• [Given entries]:
-------------------------

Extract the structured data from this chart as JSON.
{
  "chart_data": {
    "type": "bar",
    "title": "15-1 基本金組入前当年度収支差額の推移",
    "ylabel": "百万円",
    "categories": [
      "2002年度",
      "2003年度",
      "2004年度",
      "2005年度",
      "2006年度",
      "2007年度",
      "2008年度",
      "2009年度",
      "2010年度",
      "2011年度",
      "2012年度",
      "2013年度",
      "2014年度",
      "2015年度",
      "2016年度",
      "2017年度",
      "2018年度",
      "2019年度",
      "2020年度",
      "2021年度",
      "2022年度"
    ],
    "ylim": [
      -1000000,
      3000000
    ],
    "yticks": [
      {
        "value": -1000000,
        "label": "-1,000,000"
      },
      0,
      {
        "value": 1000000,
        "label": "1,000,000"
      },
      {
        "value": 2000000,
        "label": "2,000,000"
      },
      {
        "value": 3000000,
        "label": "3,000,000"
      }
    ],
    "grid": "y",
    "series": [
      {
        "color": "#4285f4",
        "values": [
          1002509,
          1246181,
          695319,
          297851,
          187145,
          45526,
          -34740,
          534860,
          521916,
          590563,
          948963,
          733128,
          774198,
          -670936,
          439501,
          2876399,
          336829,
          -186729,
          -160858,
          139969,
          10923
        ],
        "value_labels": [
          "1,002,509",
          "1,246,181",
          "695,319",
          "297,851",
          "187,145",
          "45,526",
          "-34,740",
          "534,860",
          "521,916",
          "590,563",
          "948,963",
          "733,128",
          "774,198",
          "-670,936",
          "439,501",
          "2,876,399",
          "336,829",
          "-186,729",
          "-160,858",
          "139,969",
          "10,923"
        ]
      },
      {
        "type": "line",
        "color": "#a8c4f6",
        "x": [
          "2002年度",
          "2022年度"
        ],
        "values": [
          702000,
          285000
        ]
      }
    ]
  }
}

-------------------------

• [What is expected]:
Go through the material above line by line and copy it exactly.

• [Exercise solution]:
Extract the structured data from this chart as JSON.
{
  "chart_data": {
    "type": "bar",
    "title": "15-1 基本金組入前当年度収支差額の推移",
    "ylabel": "百万円",
    "categories": [
      "2002年度",
      "2003年度",
      "2004年度",
      "2005年度",
      "2006年度",
      "2007年度",
      "2008年度",
      "2009年度",
      "2010年度",
      "2011年度",
      "2012年度",
      "2013年度",
      "2014年度",
      "2015年度",
      "2016年度",
      "2017年度",
      "2018年度",
      "2019年度",
      "2020年度",
      "2021年度",
      "2022年度"
    ],
    "ylim": [
      -1000000,
      3000000
    ],
    "yticks": [
      {
        "value": -1000000,
        "label": "-1,000,000"
      },
      0,
      {
        "value": 1000000,
        "label": "1,000,000"
      },
      {
        "value": 2000000,
        "label": "2,000,000"
      },
      {
        "value": 3000000,
        "label": "3,000,000"
      }
    ],
    "grid": "y",
    "series": [
      {
        "color": "#4285f4",
        "values": [
          1002509,
          1246181,
          695319,
          297851,
          187145,
          45526,
          -34740,
          534860,
          521916,
          590563,
          948963,
          733128,
          774198,
          -670936,
          439501,
          2876399,
          336829,
          -186729,
          -160858,
          139969,
          10923
        ],
        "value_labels": [
          "1,002,509",
          "1,246,181",
          "695,319",
          "297,851",
          "187,145",
          "45,526",
          "-34,740",
          "534,860",
          "521,916",
          "590,563",
          "948,963",
          "733,128",
          "774,198",
          "-670,936",
          "439,501",
          "2,876,399",
          "336,829",
          "-186,729",
          "-160,858",
          "139,969",
          "10,923"
        ]
      },
      {
        "type": "line",
        "color": "#a8c4f6",
        "x": [
          "2002年度",
          "2022年度"
        ],
        "values": [
          702000,
          285000
        ]
      }
    ]
  }
}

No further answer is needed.